■ Given problem:
Look for "社会和谐之本" in each line of the entries, and return the matching lines.

Extracted data entries
-=-=-=-=-

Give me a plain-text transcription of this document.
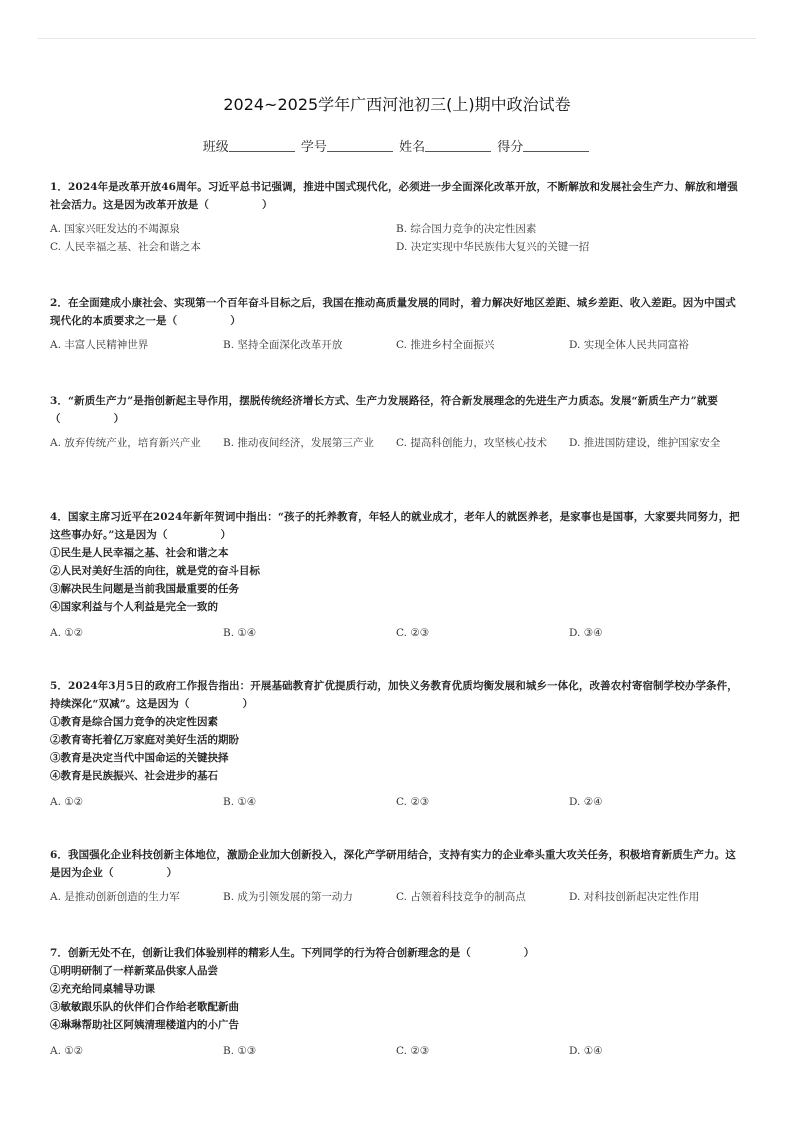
2024~2025学年广西河池初三(上)期中政治试卷
班级	学号	姓名	得分
1．2024年是改革开放46周年。习近平总书记强调，推进中国式现代化，必须进一步全面深化改革开放，不断解放和发展社会生产力、解放和增强社会活力。这是因为改革开放是（　　　　　）
A. 国家兴旺发达的不竭源泉	B. 综合国力竞争的决定性因素
C. 人民幸福之基、社会和谐之本	D. 决定实现中华民族伟大复兴的关键一招
2．在全面建成小康社会、实现第一个百年奋斗目标之后，我国在推动高质量发展的同时，着力解决好地区差距、城乡差距、收入差距。因为中国式现代化的本质要求之一是（　　　　　）
A. 丰富人民精神世界	B. 坚持全面深化改革开放	C. 推进乡村全面振兴	D. 实现全体人民共同富裕
3．“新质生产力”是指创新起主导作用，摆脱传统经济增长方式、生产力发展路径，符合新发展理念的先进生产力质态。发展“新质生产力”就要（　　　　　）
A. 放弃传统产业，培育新兴产业	B. 推动夜间经济，发展第三产业	C. 提高科创能力，攻坚核心技术	D. 推进国防建设，维护国家安全
4．国家主席习近平在2024年新年贺词中指出：“孩子的托养教育，年轻人的就业成才，老年人的就医养老，是家事也是国事，大家要共同努力，把这些事办好。”这是因为（　　　　　）
①民生是人民幸福之基、社会和谐之本
②人民对美好生活的向往，就是党的奋斗目标
③解决民生问题是当前我国最重要的任务
④国家利益与个人利益是完全一致的
A. ①②	B. ①④	C. ②③	D. ③④
5．2024年3月5日的政府工作报告指出：开展基础教育扩优提质行动，加快义务教育优质均衡发展和城乡一体化，改善农村寄宿制学校办学条件，持续深化“双减”。这是因为（　　　　　）
①教育是综合国力竞争的决定性因素
②教育寄托着亿万家庭对美好生活的期盼
③教育是决定当代中国命运的关键抉择
④教育是民族振兴、社会进步的基石
A. ①②	B. ①④	C. ②③	D. ②④
6．我国强化企业科技创新主体地位，激励企业加大创新投入，深化产学研用结合，支持有实力的企业牵头重大攻关任务，积极培育新质生产力。这是因为企业（　　　　　）
A. 是推动创新创造的生力军	B. 成为引领发展的第一动力	C. 占领着科技竞争的制高点	D. 对科技创新起决定性作用
7．创新无处不在，创新让我们体验别样的精彩人生。下列同学的行为符合创新理念的是（　　　　　）
①明明研制了一样新菜品供家人品尝
②充充给同桌辅导功课
③敏敏跟乐队的伙伴们合作给老歌配新曲
④琳琳帮助社区阿姨清理楼道内的小广告
A. ①②	B. ①③	C. ②③	D. ①④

-=-=-=-=-

■ Written reply:
C. 人民幸福之基、社会和谐之本	D. 决定实现中华民族伟大复兴的关键一招
①民生是人民幸福之基、社会和谐之本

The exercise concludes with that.